BEGIN
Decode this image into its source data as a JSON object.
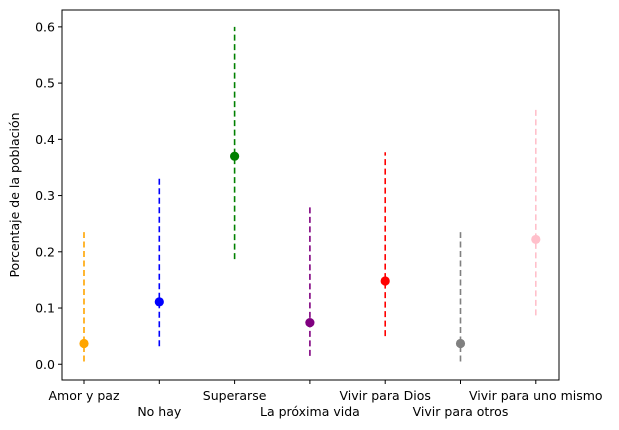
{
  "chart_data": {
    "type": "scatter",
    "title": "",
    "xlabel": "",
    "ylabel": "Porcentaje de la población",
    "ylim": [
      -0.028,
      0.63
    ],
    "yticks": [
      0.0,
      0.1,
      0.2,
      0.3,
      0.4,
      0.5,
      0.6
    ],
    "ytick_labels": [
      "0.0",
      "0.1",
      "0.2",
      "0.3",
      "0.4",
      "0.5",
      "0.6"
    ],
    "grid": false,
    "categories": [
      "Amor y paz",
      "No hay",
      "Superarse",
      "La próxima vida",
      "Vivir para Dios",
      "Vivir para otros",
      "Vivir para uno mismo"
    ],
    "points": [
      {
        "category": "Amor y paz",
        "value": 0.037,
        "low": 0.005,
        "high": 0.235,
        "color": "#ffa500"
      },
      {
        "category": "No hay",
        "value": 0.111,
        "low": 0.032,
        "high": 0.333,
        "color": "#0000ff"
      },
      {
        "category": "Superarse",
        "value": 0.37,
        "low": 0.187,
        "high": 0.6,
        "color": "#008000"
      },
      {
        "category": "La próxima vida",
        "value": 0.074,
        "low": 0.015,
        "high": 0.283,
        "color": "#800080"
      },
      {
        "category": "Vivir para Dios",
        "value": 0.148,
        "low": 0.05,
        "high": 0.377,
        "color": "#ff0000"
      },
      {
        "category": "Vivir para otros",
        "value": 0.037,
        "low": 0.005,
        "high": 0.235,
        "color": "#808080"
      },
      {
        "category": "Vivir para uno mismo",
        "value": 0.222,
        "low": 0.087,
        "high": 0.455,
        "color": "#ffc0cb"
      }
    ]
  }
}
END
Exclude the pictures and transcribe all of the entries exactly.

- **SOLUTION**:
Decode this image into its source data as a JSON object.
{
  "chart_data": {
    "type": "scatter",
    "title": "",
    "xlabel": "",
    "ylabel": "Porcentaje de la población",
    "ylim": [
      -0.028,
      0.63
    ],
    "yticks": [
      0.0,
      0.1,
      0.2,
      0.3,
      0.4,
      0.5,
      0.6
    ],
    "ytick_labels": [
      "0.0",
      "0.1",
      "0.2",
      "0.3",
      "0.4",
      "0.5",
      "0.6"
    ],
    "grid": false,
    "categories": [
      "Amor y paz",
      "No hay",
      "Superarse",
      "La próxima vida",
      "Vivir para Dios",
      "Vivir para otros",
      "Vivir para uno mismo"
    ],
    "points": [
      {
        "category": "Amor y paz",
        "value": 0.037,
        "low": 0.005,
        "high": 0.235,
        "color": "#ffa500"
      },
      {
        "category": "No hay",
        "value": 0.111,
        "low": 0.032,
        "high": 0.333,
        "color": "#0000ff"
      },
      {
        "category": "Superarse",
        "value": 0.37,
        "low": 0.187,
        "high": 0.6,
        "color": "#008000"
      },
      {
        "category": "La próxima vida",
        "value": 0.074,
        "low": 0.015,
        "high": 0.283,
        "color": "#800080"
      },
      {
        "category": "Vivir para Dios",
        "value": 0.148,
        "low": 0.05,
        "high": 0.377,
        "color": "#ff0000"
      },
      {
        "category": "Vivir para otros",
        "value": 0.037,
        "low": 0.005,
        "high": 0.235,
        "color": "#808080"
      },
      {
        "category": "Vivir para uno mismo",
        "value": 0.222,
        "low": 0.087,
        "high": 0.455,
        "color": "#ffc0cb"
      }
    ]
  }
}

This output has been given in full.